(Records)
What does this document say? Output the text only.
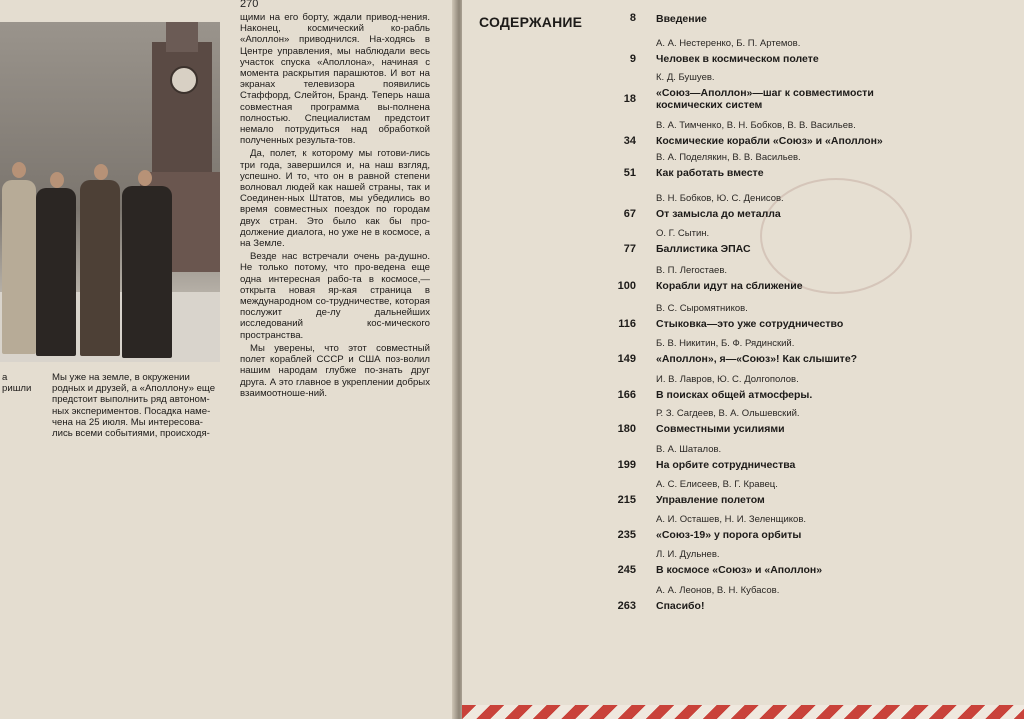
270
а
ришли
Мы уже на земле, в окружении
родных и друзей, а «Аполлону» еще
предстоит выполнить ряд автоном-
ных экспериментов. Посадка наме-
чена на 25 июля. Мы интересова-
лись всеми событиями, происходя-

щими на его борту, ждали привод-нения. Наконец, космический ко-рабль «Аполлон» приводнился. На-ходясь в Центре управления, мы наблюдали весь участок спуска «Аполлона», начиная с момента раскрытия парашютов. И вот на экранах телевизора появились Стаффорд, Слейтон, Бранд. Теперь наша совместная программа вы-полнена полностью. Специалистам предстоит немало потрудиться над обработкой полученных результа-тов.

Да, полет, к которому мы готови-лись три года, завершился и, на наш взгляд, успешно. И то, что он в равной степени волновал людей как нашей страны, так и Соединен-ных Штатов, мы убедились во время совместных поездок по городам двух стран. Это было как бы про-должение диалога, но уже не в космосе, а на Земле.

Везде нас встречали очень ра-душно. Не только потому, что про-ведена еще одна интересная рабо-та в космосе,—открыта новая яр-кая страница в международном со-трудничестве, которая послужит де-лу дальнейших исследований кос-мического пространства.

Мы уверены, что этот совместный полет кораблей СССР и США поз-волил нашим народам глубже по-знать друг друга. А это главное в укреплении добрых взаимоотноше-ний.

СОДЕРЖАНИЕ	8 Введение
А. А. Нестеренко, Б. П. Артемов.
9 Человек в космическом полете
К. Д. Бушуев.
18 «Союз—Аполлон»—шаг к совместимости
космических систем
В. А. Тимченко, В. Н. Бобков, В. В. Васильев.
34 Космические корабли «Союз» и «Аполлон»
В. А. Поделякин, В. В. Васильев.
51 Как работать вместе
В. Н. Бобков, Ю. С. Денисов.
67 От замысла до металла
О. Г. Сытин.
77 Баллистика ЭПАС
В. П. Легостаев.
100 Корабли идут на сближение
В. С. Сыромятников.
116 Стыковка—это уже сотрудничество
Б. В. Никитин, Б. Ф. Рядинский.
149 «Аполлон», я—«Союз»! Как слышите?
И. В. Лавров, Ю. С. Долгополов.
166 В поисках общей атмосферы.
Р. З. Сагдеев, В. А. Ольшевский.
180 Совместными усилиями
В. А. Шаталов.
199 На орбите сотрудничества
А. С. Елисеев, В. Г. Кравец.
215 Управление полетом
А. И. Осташев, Н. И. Зеленщиков.
235 «Союз-19» у порога орбиты
Л. И. Дульнев.
245 В космосе «Союз» и «Аполлон»
А. А. Леонов, В. Н. Кубасов.
263 Спасибо!
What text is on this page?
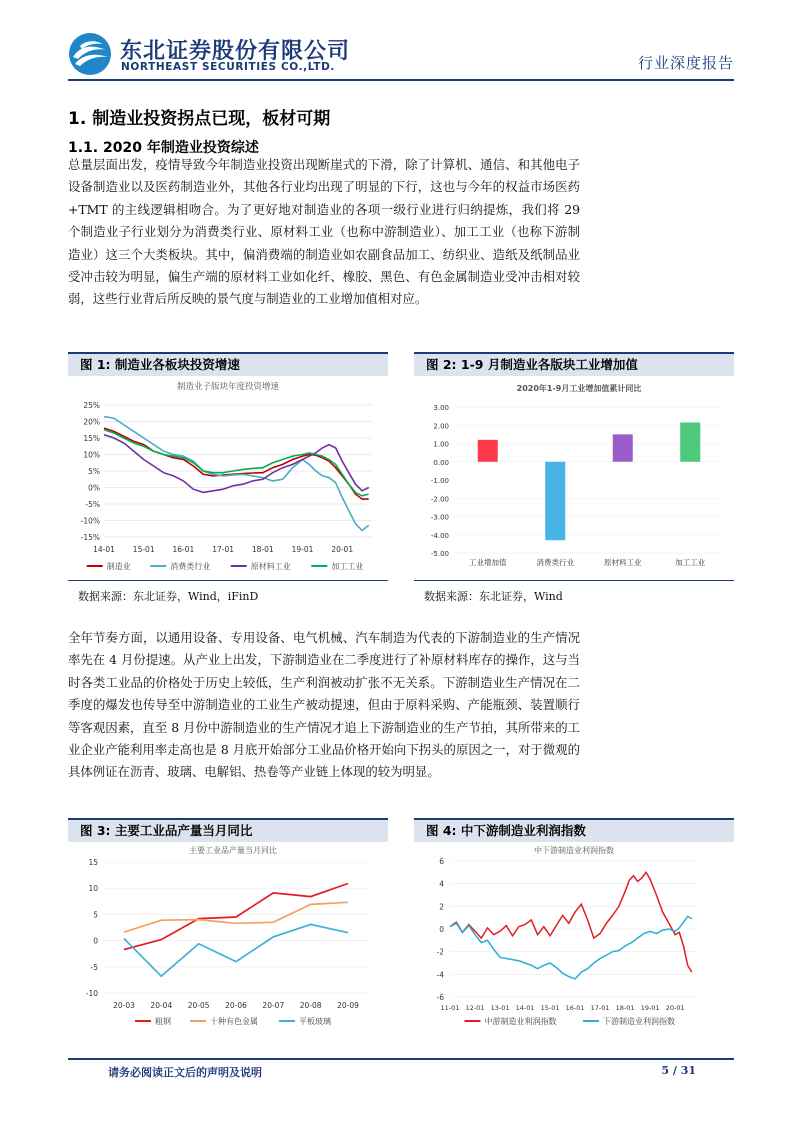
东北证券股份有限公司
NORTHEAST SECURITIES CO.,LTD.	行业深度报告
1. 制造业投资拐点已现，板材可期
1.1. 2020 年制造业投资综述
总量层面出发，疫情导致今年制造业投资出现断崖式的下滑，除了计算机、通信、和其他电子设备制造业以及医药制造业外，其他各行业均出现了明显的下行，这也与今年的权益市场医药+TMT 的主线逻辑相吻合。为了更好地对制造业的各项一级行业进行归纳提炼，我们将 29 个制造业子行业划分为消费类行业、原材料工业（也称中游制造业）、加工工业（也称下游制造业）这三个大类板块。其中，偏消费端的制造业如农副食品加工、纺织业、造纸及纸制品业受冲击较为明显，偏生产端的原材料工业如化纤、橡胶、黑色、有色金属制造业受冲击相对较弱，这些行业背后所反映的景气度与制造业的工业增加值相对应。
图 1: 制造业各板块投资增速
制造业子版块年度投资增速
25%
20%
15%
10%
5%
0%
-5%
-10%
-15%
14-01 15-01 16-01 17-01 18-01 19-01 20-01
制造业	消费类行业	原材料工业	加工工业
数据来源：东北证券，Wind，iFinD
图 2: 1-9 月制造业各版块工业增加值
2020年1-9月工业增加值累计同比
3.00
2.00
1.00
0.00
-1.00
-2.00
-3.00
-4.00
-5.00
工业增加值	消费类行业	原材料工业	加工工业
数据来源：东北证券，Wind
全年节奏方面，以通用设备、专用设备、电气机械、汽车制造为代表的下游制造业的生产情况率先在 4 月份提速。从产业上出发，下游制造业在二季度进行了补原材料库存的操作，这与当时各类工业品的价格处于历史上较低，生产利润被动扩张不无关系。下游制造业生产情况在二季度的爆发也传导至中游制造业的工业生产被动提速，但由于原料采购、产能瓶颈、装置顺行等客观因素，直至 8 月份中游制造业的生产情况才追上下游制造业的生产节拍，其所带来的工业企业产能利用率走高也是 8 月底开始部分工业品价格开始向下拐头的原因之一，对于微观的具体例证在沥青、玻璃、电解铝、热卷等产业链上体现的较为明显。
图 3: 主要工业品产量当月同比
主要工业品产量当月同比
15
10
5
0
-5
-10
20-03 20-04 20-05 20-06 20-07 20-08 20-09
粗钢	十种有色金属	平板玻璃
图 4: 中下游制造业利润指数
中下游制造业利润指数
6
4
2
0
-2
-4
-6
11-01 12-01 13-01 14-01 15-01 16-01 17-01 18-01 19-01 20-01
中游制造业利润指数	下游制造业利润指数
请务必阅读正文后的声明及说明	5 / 31
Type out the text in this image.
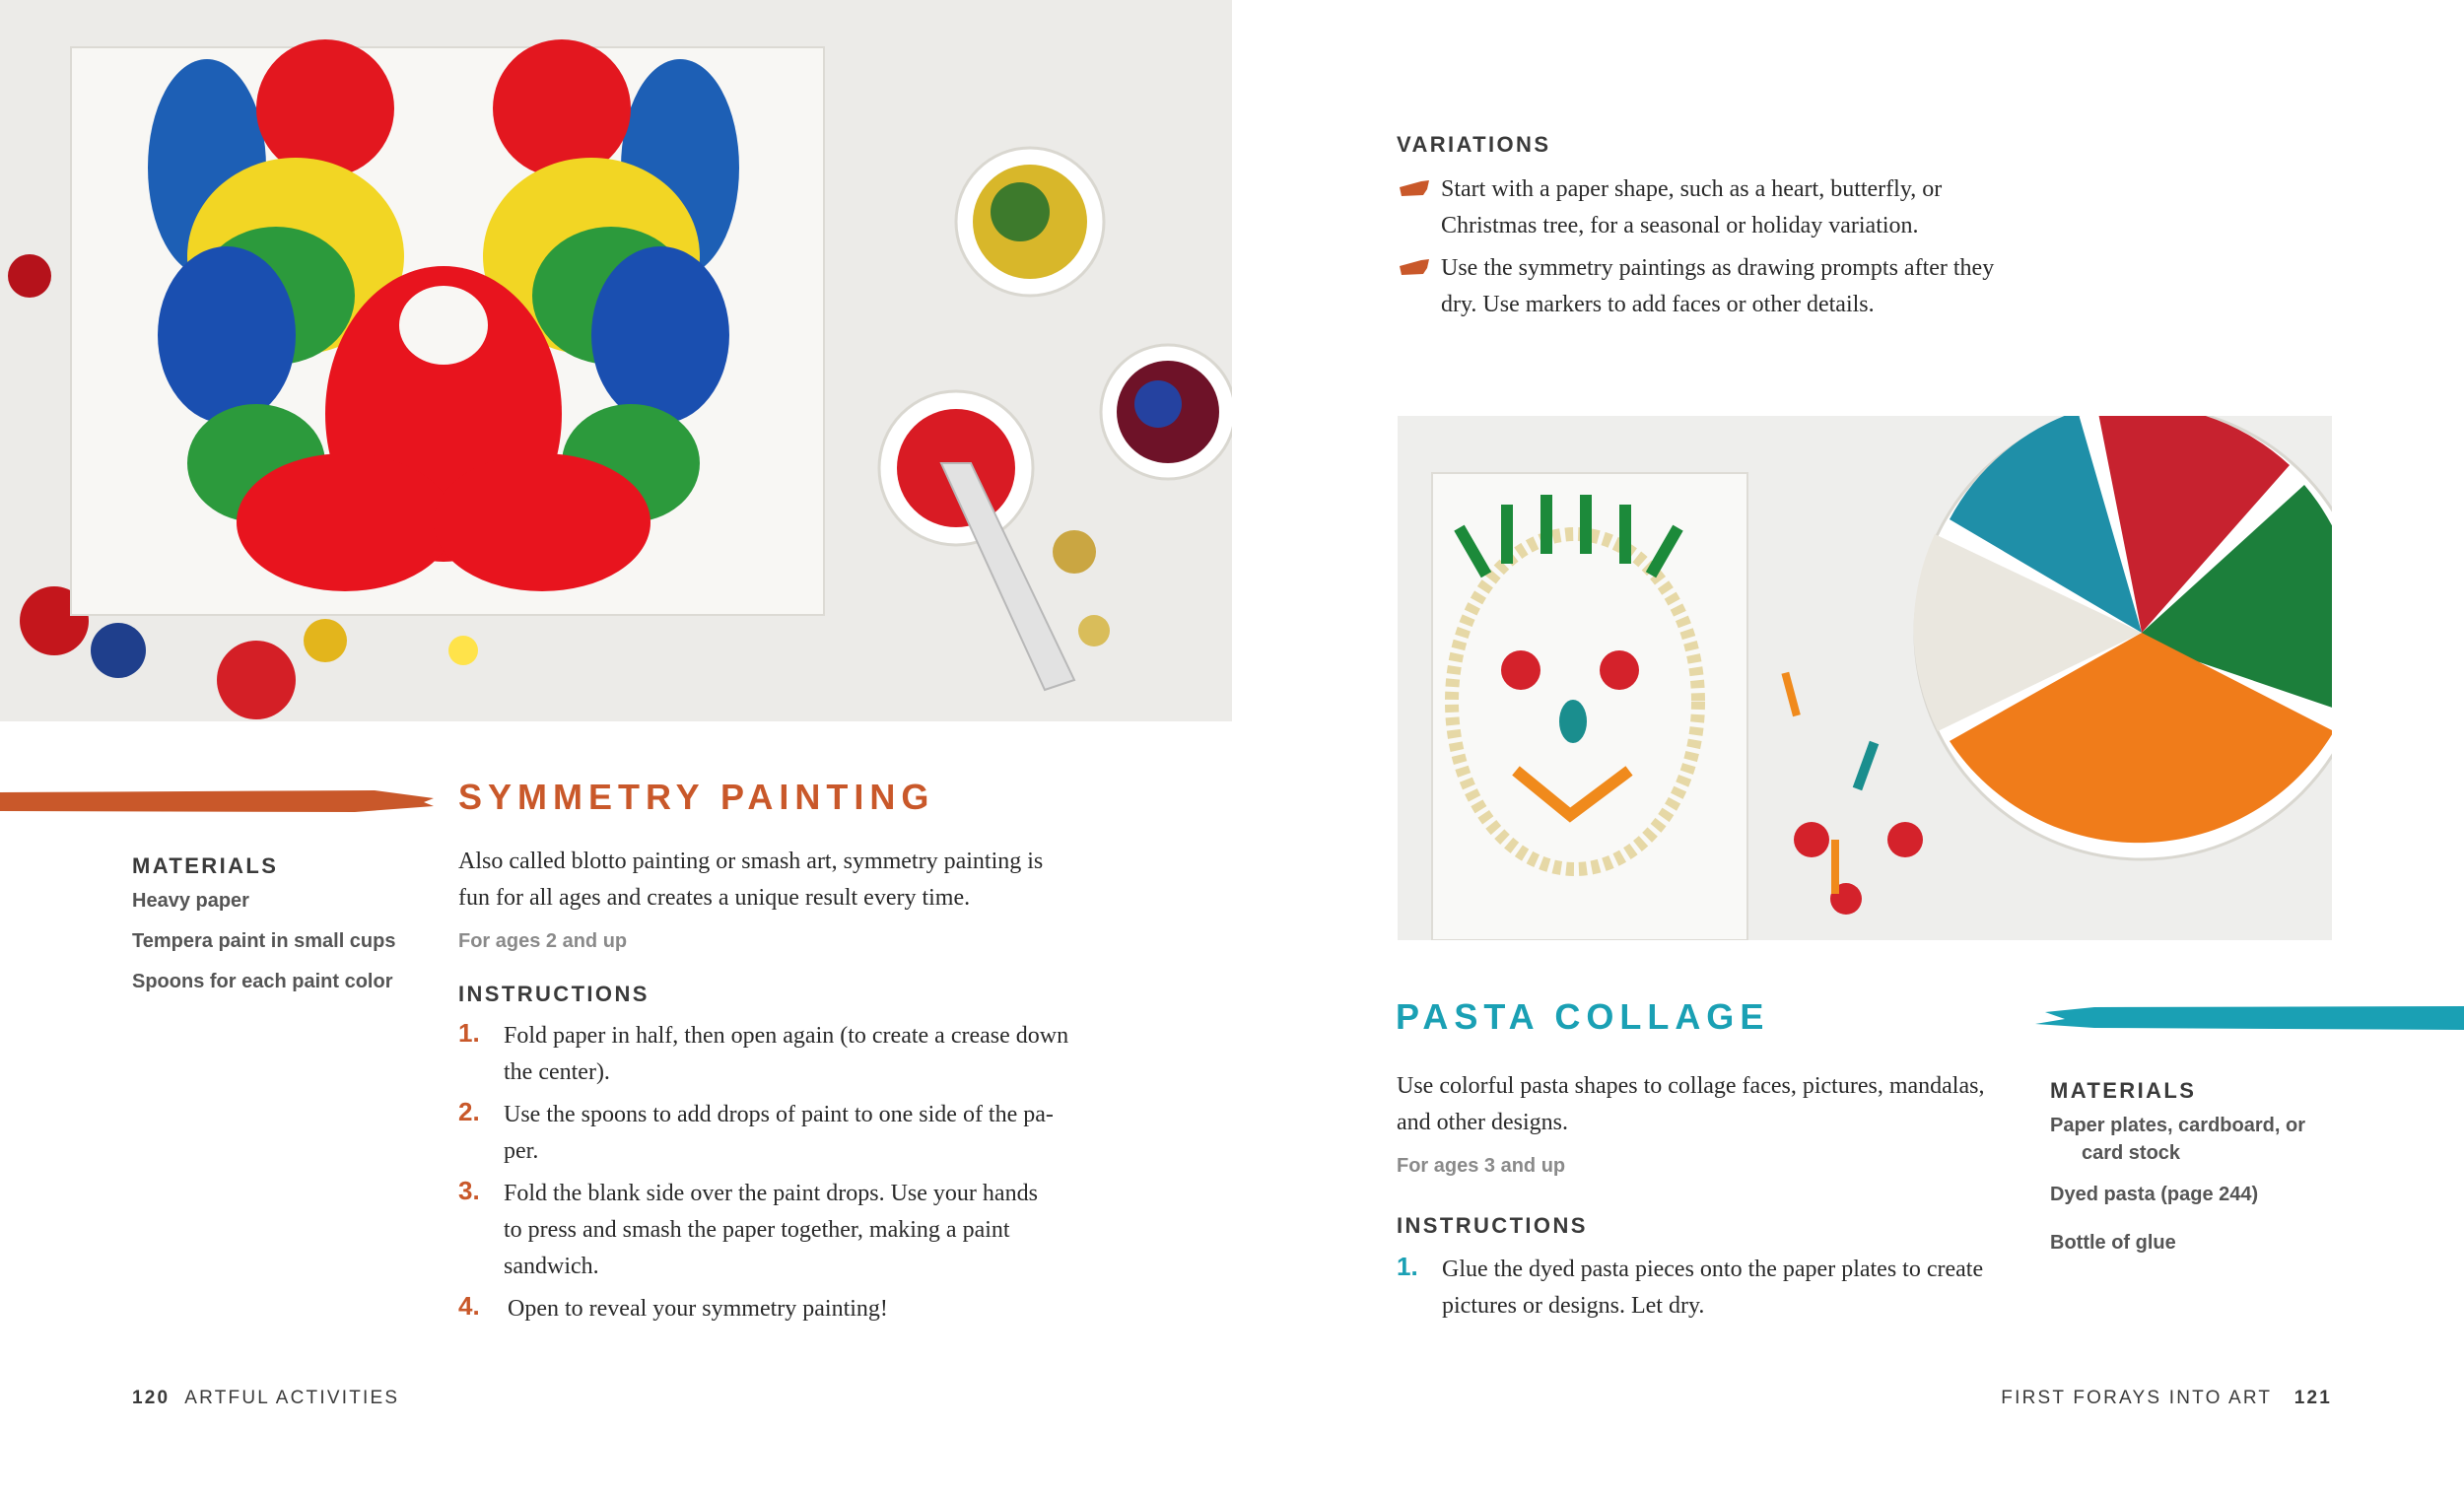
SYMMETRY PAINTING
MATERIALS
Heavy paper
Tempera paint in small cups
Spoons for each paint color
Also called blotto painting or smash art, symmetry painting is
fun for all ages and creates a unique result every time.
For ages 2 and up
INSTRUCTIONS
1. Fold paper in half, then open again (to create a crease down
the center).
2. Use the spoons to add drops of paint to one side of the pa-
per.
3. Fold the blank side over the paint drops. Use your hands
to press and smash the paper together, making a paint
sandwich.
4. Open to reveal your symmetry painting!
120 ARTFUL ACTIVITIES
VARIATIONS
Start with a paper shape, such as a heart, butterfly, or
Christmas tree, for a seasonal or holiday variation.
Use the symmetry paintings as drawing prompts after they
dry. Use markers to add faces or other details.
PASTA COLLAGE
Use colorful pasta shapes to collage faces, pictures, mandalas,
and other designs.
For ages 3 and up
INSTRUCTIONS
1. Glue the dyed pasta pieces onto the paper plates to create
pictures or designs. Let dry.
MATERIALS
Paper plates, cardboard, or
card stock
Dyed pasta (page 244)
Bottle of glue
FIRST FORAYS INTO ART 121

Description of the task:
Read through the entries and copy every line that includes "page".

Right answer:
What text is on this page?
Dyed pasta (page 244)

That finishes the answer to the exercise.